*Work order*:
An image-free, verbatim transcription of the records is the expected result.

Source data Block Start

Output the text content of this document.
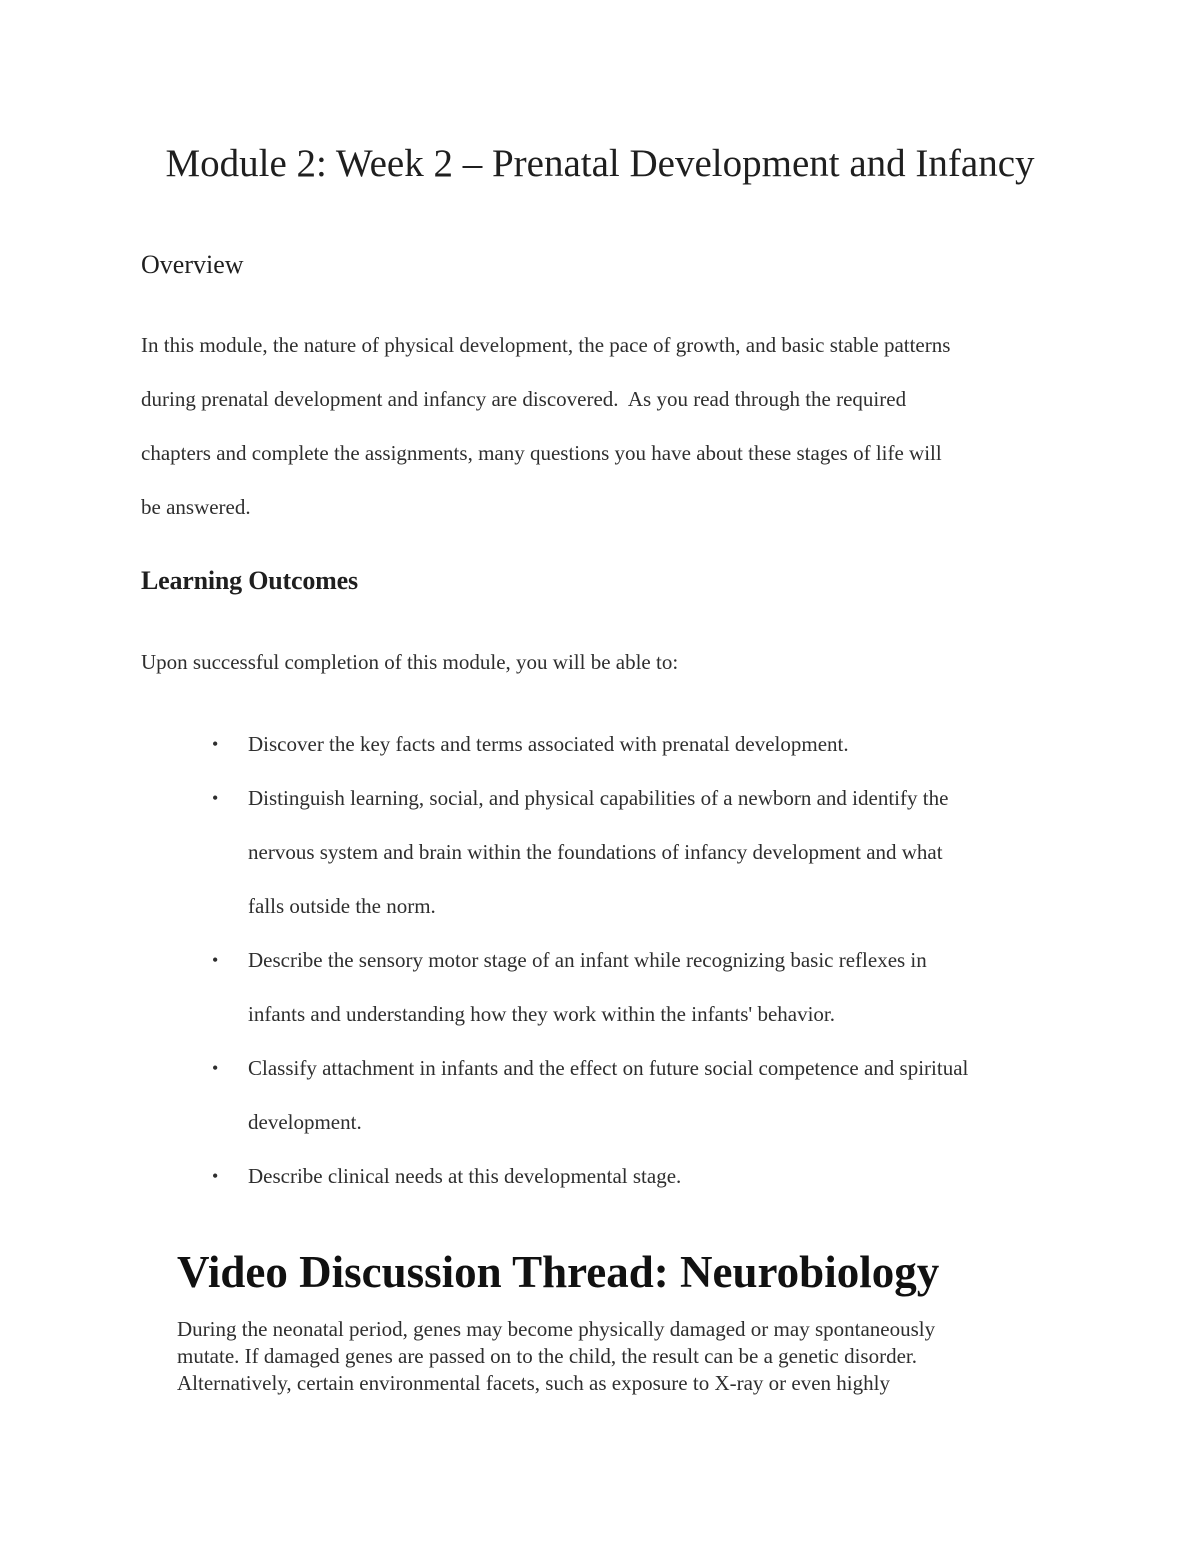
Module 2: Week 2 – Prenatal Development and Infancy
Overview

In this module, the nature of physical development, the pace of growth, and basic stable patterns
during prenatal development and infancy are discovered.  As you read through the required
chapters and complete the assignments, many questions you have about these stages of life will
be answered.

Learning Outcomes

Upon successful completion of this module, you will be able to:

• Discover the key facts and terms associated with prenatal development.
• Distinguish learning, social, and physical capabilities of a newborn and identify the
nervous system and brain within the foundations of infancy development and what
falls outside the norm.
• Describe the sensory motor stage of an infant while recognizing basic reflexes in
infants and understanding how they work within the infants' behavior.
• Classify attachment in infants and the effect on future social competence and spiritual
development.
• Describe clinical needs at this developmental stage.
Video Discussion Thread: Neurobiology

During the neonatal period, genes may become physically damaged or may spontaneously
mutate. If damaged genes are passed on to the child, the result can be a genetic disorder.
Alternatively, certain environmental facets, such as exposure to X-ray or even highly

Source data Block End

*Final answer*:
Output the text content of this document.
Module 2: Week 2 – Prenatal Development and Infancy
Overview

In this module, the nature of physical development, the pace of growth, and basic stable patterns
during prenatal development and infancy are discovered.  As you read through the required
chapters and complete the assignments, many questions you have about these stages of life will
be answered.

Learning Outcomes

Upon successful completion of this module, you will be able to:

• Discover the key facts and terms associated with prenatal development.
• Distinguish learning, social, and physical capabilities of a newborn and identify the
nervous system and brain within the foundations of infancy development and what
falls outside the norm.
• Describe the sensory motor stage of an infant while recognizing basic reflexes in
infants and understanding how they work within the infants' behavior.
• Classify attachment in infants and the effect on future social competence and spiritual
development.
• Describe clinical needs at this developmental stage.
Video Discussion Thread: Neurobiology

During the neonatal period, genes may become physically damaged or may spontaneously
mutate. If damaged genes are passed on to the child, the result can be a genetic disorder.
Alternatively, certain environmental facets, such as exposure to X-ray or even highly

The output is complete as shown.